**Directive**
Your task is to count the lines of the entries below that include the word "Podgląd" and to give only the resulting number.

[START Data section]

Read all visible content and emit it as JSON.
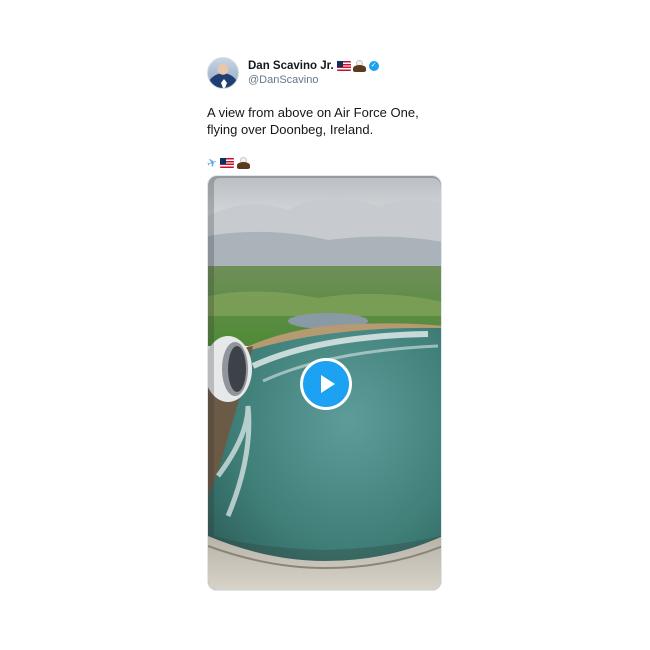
{
  "tweet": {
    "author": {
      "display_name": "Dan Scavino Jr.",
      "handle": "@DanScavino",
      "name_emojis": [
        "us-flag",
        "eagle"
      ],
      "verified": true
    },
    "text_lines": [
      "A view from above on Air Force One,",
      "flying over Doonbeg, Ireland."
    ],
    "emoji_line": [
      "airplane",
      "us-flag",
      "eagle"
    ],
    "media": {
      "type": "video",
      "description_icon": "play-icon"
    }
  },
  "colors": {
    "accent": "#1da1f2",
    "text": "#14171a",
    "secondary_text": "#657786"
  }
}
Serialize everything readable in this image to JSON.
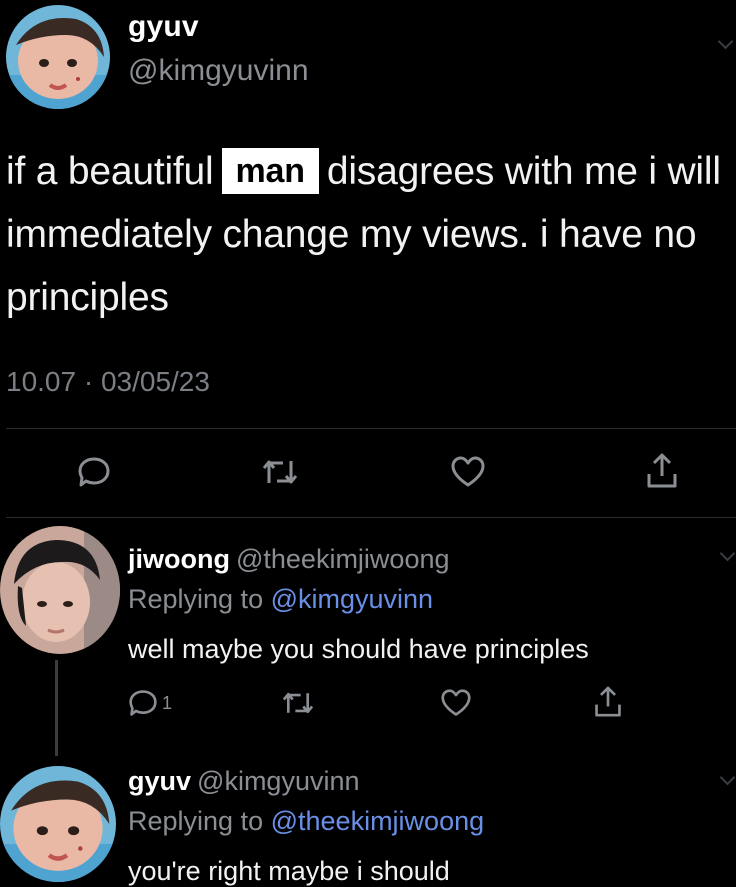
{
  "main_tweet": {
    "display_name": "gyuv",
    "handle": "@kimgyuvinn",
    "text_before": "if a beautiful",
    "boxed_word": "man",
    "text_after": "disagrees with me i will immediately change my views. i have no principles",
    "timestamp": "10.07 · 03/05/23",
    "actions": {
      "reply_icon": "comment-icon",
      "retweet_icon": "retweet-icon",
      "like_icon": "heart-icon",
      "share_icon": "share-icon"
    }
  },
  "replies": [
    {
      "display_name": "jiwoong",
      "handle": "@theekimjiwoong",
      "replying_prefix": "Replying to",
      "replying_to": "@kimgyuvinn",
      "text": "well maybe you should have principles",
      "reply_count": "1"
    },
    {
      "display_name": "gyuv",
      "handle": "@kimgyuvinn",
      "replying_prefix": "Replying to",
      "replying_to": "@theekimjiwoong",
      "text": "you're right maybe i should"
    }
  ],
  "colors": {
    "background": "#000000",
    "text": "#f2f2f2",
    "secondary": "#8b8f94",
    "mention": "#6a8fe6",
    "divider": "#2a2d30"
  }
}
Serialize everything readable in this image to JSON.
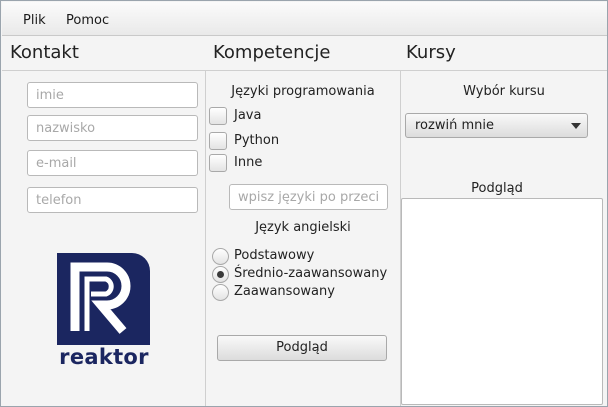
{
  "menu": {
    "file": "Plik",
    "help": "Pomoc"
  },
  "columns": {
    "contact": "Kontakt",
    "skills": "Kompetencje",
    "courses": "Kursy"
  },
  "contact": {
    "first_name_placeholder": "imie",
    "last_name_placeholder": "nazwisko",
    "email_placeholder": "e-mail",
    "phone_placeholder": "telefon"
  },
  "logo": {
    "text": "reaktor"
  },
  "skills": {
    "languages_label": "Języki programowania",
    "languages": [
      "Java",
      "Python",
      "Inne"
    ],
    "other_languages_placeholder": "wpisz języki po przecinku",
    "english_label": "Język angielski",
    "english_levels": [
      "Podstawowy",
      "Średnio-zaawansowany",
      "Zaawansowany"
    ],
    "english_selected": "Średnio-zaawansowany",
    "preview_button": "Podgląd"
  },
  "courses": {
    "select_label": "Wybór kursu",
    "select_value": "rozwiń mnie",
    "preview_label": "Podgląd",
    "preview_text": ""
  },
  "colors": {
    "brand": "#1b2660"
  }
}
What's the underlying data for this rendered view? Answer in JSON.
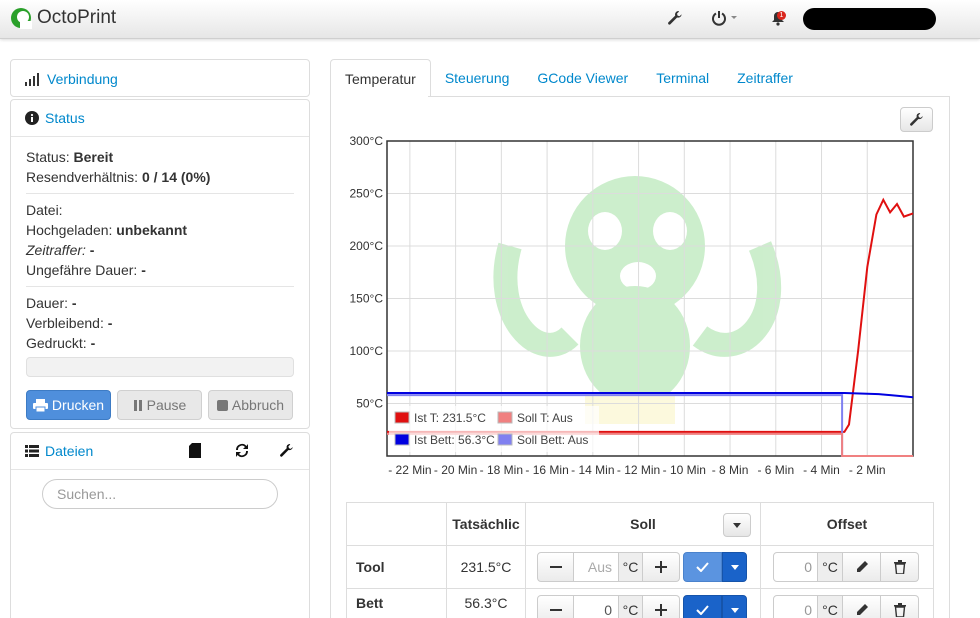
{
  "navbar": {
    "brand": "OctoPrint",
    "notification_count": "1"
  },
  "sidebar": {
    "connection_title": "Verbindung",
    "status_title": "Status",
    "status_label": "Status:",
    "status_value": "Bereit",
    "resend_label": "Resendverhältnis:",
    "resend_value": "0 / 14 (0%)",
    "file_label": "Datei:",
    "uploaded_label": "Hochgeladen:",
    "uploaded_value": "unbekannt",
    "timelapse_label": "Zeitraffer:",
    "timelapse_value": "-",
    "approx_label": "Ungefähre Dauer:",
    "approx_value": "-",
    "duration_label": "Dauer:",
    "duration_value": "-",
    "remaining_label": "Verbleibend:",
    "remaining_value": "-",
    "printed_label": "Gedruckt:",
    "printed_value": "-",
    "print_button": "Drucken",
    "pause_button": "Pause",
    "cancel_button": "Abbruch",
    "files_title": "Dateien",
    "search_placeholder": "Suchen..."
  },
  "tabs": [
    "Temperatur",
    "Steuerung",
    "GCode Viewer",
    "Terminal",
    "Zeitraffer"
  ],
  "chart_data": {
    "type": "line",
    "y_ticks": [
      "300°C",
      "250°C",
      "200°C",
      "150°C",
      "100°C",
      "50°C"
    ],
    "x_ticks": [
      "- 22 Min",
      "- 20 Min",
      "- 18 Min",
      "- 16 Min",
      "- 14 Min",
      "- 12 Min",
      "- 10 Min",
      "- 8 Min",
      "- 6 Min",
      "- 4 Min",
      "- 2 Min"
    ],
    "ylim": [
      0,
      300
    ],
    "xlim": [
      -23,
      0
    ],
    "legend_placement": "bottom-left",
    "legend": [
      {
        "label": "Ist T: 231.5°C",
        "color": "#e01010"
      },
      {
        "label": "Soll T: Aus",
        "color": "#f08080"
      },
      {
        "label": "Ist Bett: 56.3°C",
        "color": "#0000e0"
      },
      {
        "label": "Soll Bett: Aus",
        "color": "#8080f0"
      }
    ],
    "series": [
      {
        "name": "Ist T: 231.5°C",
        "color": "#e01010",
        "x": [
          -23,
          -3,
          -2.8,
          -2.4,
          -2.0,
          -1.6,
          -1.3,
          -1.0,
          -0.7,
          -0.4,
          0
        ],
        "y": [
          23,
          23,
          30,
          100,
          180,
          230,
          244,
          232,
          240,
          228,
          231
        ]
      },
      {
        "name": "Ist Bett: 56.3°C",
        "color": "#0000e0",
        "x": [
          -23,
          -3,
          -1.5,
          0
        ],
        "y": [
          60,
          60,
          59,
          56
        ]
      },
      {
        "name": "Soll Bett: Aus",
        "color": "#8080f0",
        "x": [
          -23,
          -3.1,
          -3.1,
          0
        ],
        "y": [
          58,
          58,
          0,
          0
        ]
      },
      {
        "name": "Soll T: Aus",
        "color": "#f08080",
        "x": [
          -23,
          -3.1,
          -3.1,
          0
        ],
        "y": [
          21,
          21,
          0,
          0
        ]
      }
    ]
  },
  "temp_table": {
    "headers": [
      "",
      "Tatsächlic",
      "Soll",
      "Offset"
    ],
    "rows": [
      {
        "name": "Tool",
        "actual": "231.5°C",
        "target_placeholder": "Aus",
        "unit": "°C",
        "offset": "0"
      },
      {
        "name": "Bett",
        "actual": "56.3°C",
        "target_value": "0",
        "unit": "°C",
        "offset": "0"
      }
    ]
  },
  "icons": [
    "wrench-icon",
    "power-icon",
    "bell-icon",
    "signal-icon",
    "info-icon",
    "list-icon",
    "sd-card-icon",
    "refresh-icon",
    "print-icon",
    "pause-icon",
    "stop-icon",
    "minus-icon",
    "plus-icon",
    "check-icon",
    "caret-down-icon",
    "pencil-icon",
    "trash-icon"
  ],
  "colors": {
    "link": "#0088cc",
    "primary": "#4f8fdc",
    "dropdown_primary": "#1a63c9"
  }
}
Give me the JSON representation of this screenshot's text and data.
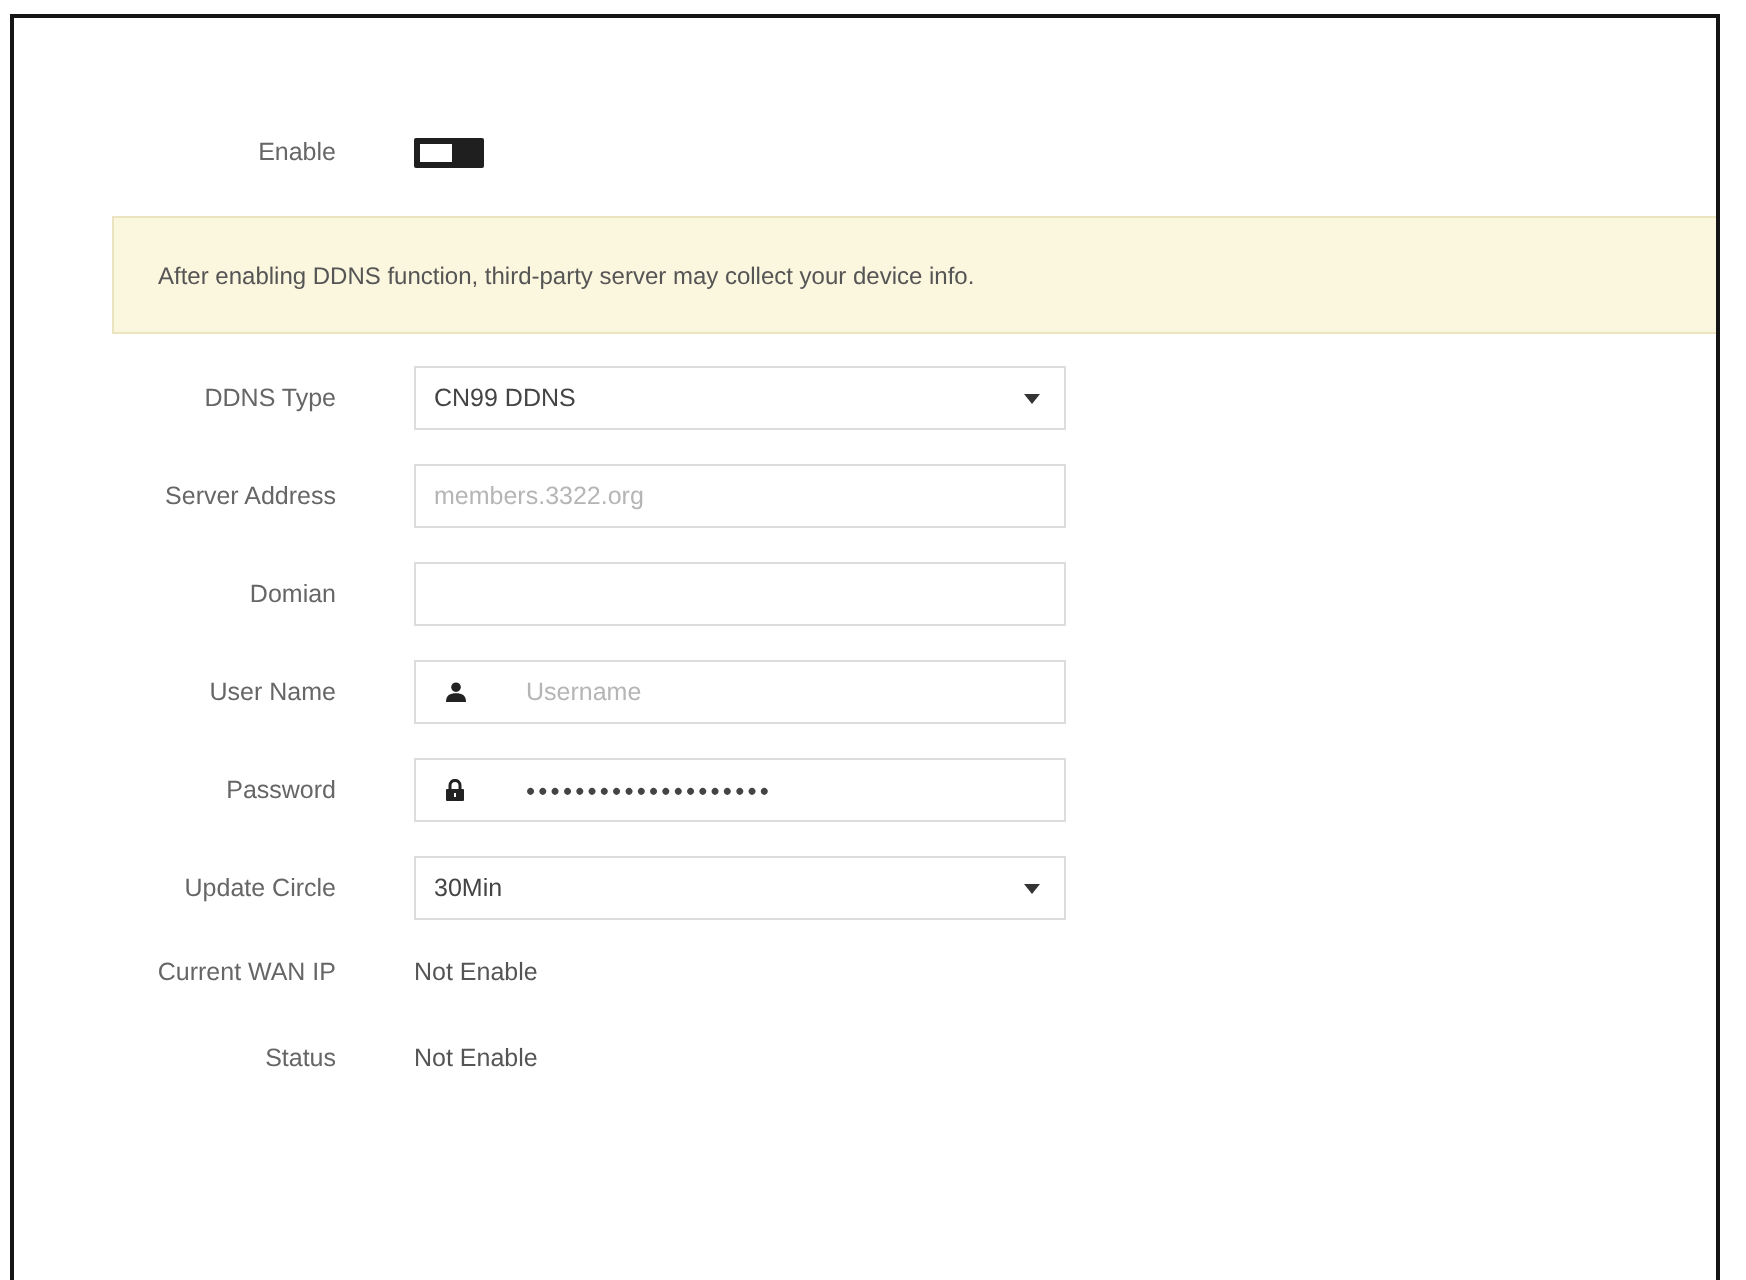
{
  "enable": {
    "label": "Enable",
    "on": false
  },
  "notice": "After enabling DDNS function, third-party server may collect your device info.",
  "fields": [
    {
      "kind": "select",
      "label": "DDNS Type",
      "value": "CN99 DDNS"
    },
    {
      "kind": "text",
      "label": "Server Address",
      "placeholder": "members.3322.org"
    },
    {
      "kind": "text",
      "label": "Domian"
    },
    {
      "kind": "user",
      "label": "User Name",
      "placeholder": "Username"
    },
    {
      "kind": "password",
      "label": "Password",
      "value": "••••••••••••••••••••"
    },
    {
      "kind": "select",
      "label": "Update Circle",
      "value": "30Min"
    }
  ],
  "info": [
    {
      "label": "Current WAN IP",
      "value": "Not Enable"
    },
    {
      "label": "Status",
      "value": "Not Enable"
    }
  ]
}
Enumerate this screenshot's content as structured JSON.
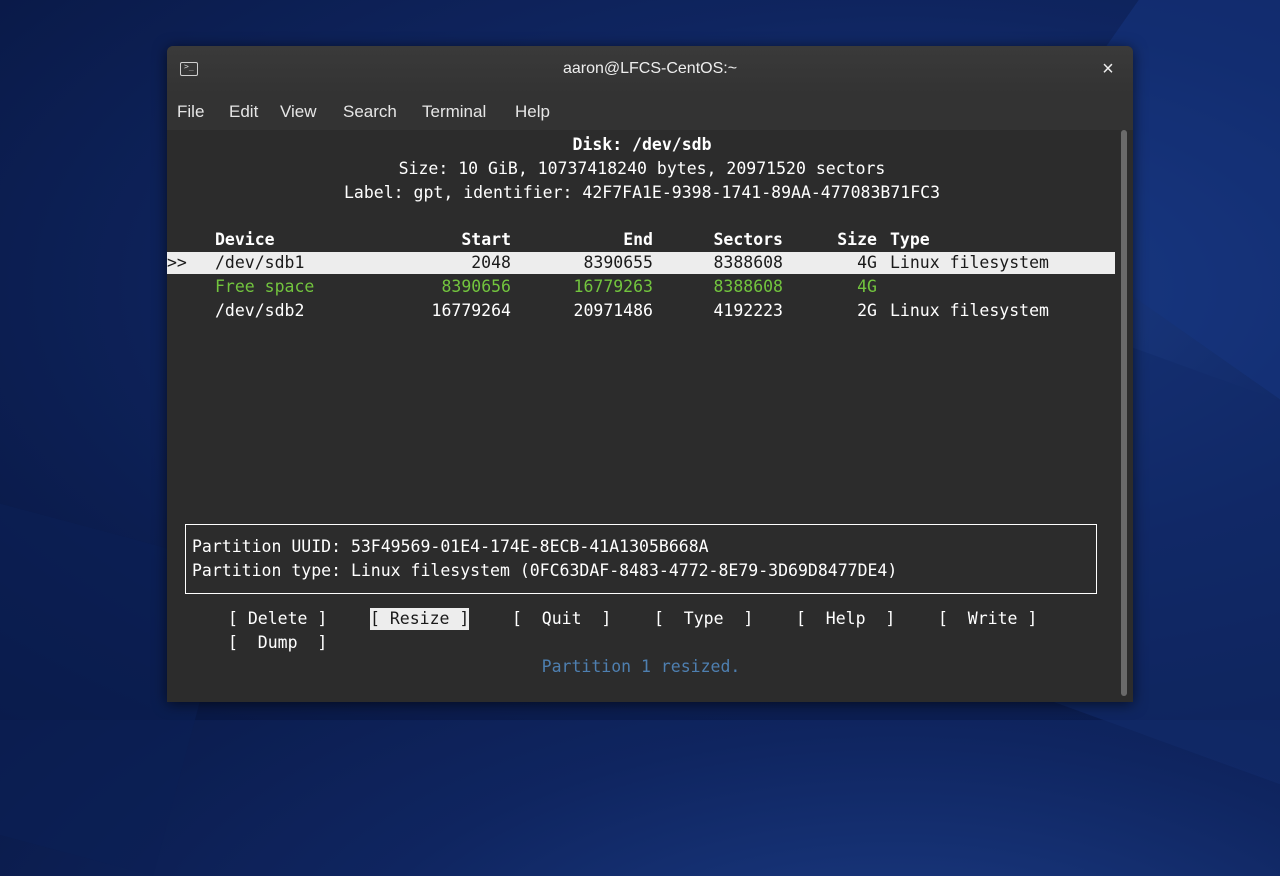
{
  "window": {
    "title": "aaron@LFCS-CentOS:~",
    "close_glyph": "×",
    "icon": "terminal-icon"
  },
  "menu": [
    "File",
    "Edit",
    "View",
    "Search",
    "Terminal",
    "Help"
  ],
  "disk": {
    "title": "Disk: /dev/sdb",
    "size_line": "Size: 10 GiB, 10737418240 bytes, 20971520 sectors",
    "label_line": "Label: gpt, identifier: 42F7FA1E-9398-1741-89AA-477083B71FC3"
  },
  "table": {
    "headers": {
      "device": "Device",
      "start": "Start",
      "end": "End",
      "sectors": "Sectors",
      "size": "Size",
      "type": "Type"
    },
    "selector": ">>",
    "rows": [
      {
        "device": "/dev/sdb1",
        "start": "2048",
        "end": "8390655",
        "sectors": "8388608",
        "size": "4G",
        "type": "Linux filesystem"
      },
      {
        "device": "Free space",
        "start": "8390656",
        "end": "16779263",
        "sectors": "8388608",
        "size": "4G",
        "type": ""
      },
      {
        "device": "/dev/sdb2",
        "start": "16779264",
        "end": "20971486",
        "sectors": "4192223",
        "size": "2G",
        "type": "Linux filesystem"
      }
    ]
  },
  "info": {
    "uuid_line": "Partition UUID: 53F49569-01E4-174E-8ECB-41A1305B668A",
    "type_line": "Partition type: Linux filesystem (0FC63DAF-8483-4772-8E79-3D69D8477DE4)"
  },
  "buttons": {
    "delete": "[ Delete ]",
    "resize": "[ Resize ]",
    "quit": "[  Quit  ]",
    "type": "[  Type  ]",
    "help": "[  Help  ]",
    "write": "[  Write ]",
    "dump": "[  Dump  ]"
  },
  "status": "Partition 1 resized.",
  "colors": {
    "free_space": "#72c43e",
    "status": "#4e7fb0",
    "selection": "#ededed",
    "terminal_bg": "#2c2c2c"
  }
}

[END Data section]

**Solution for this task**
2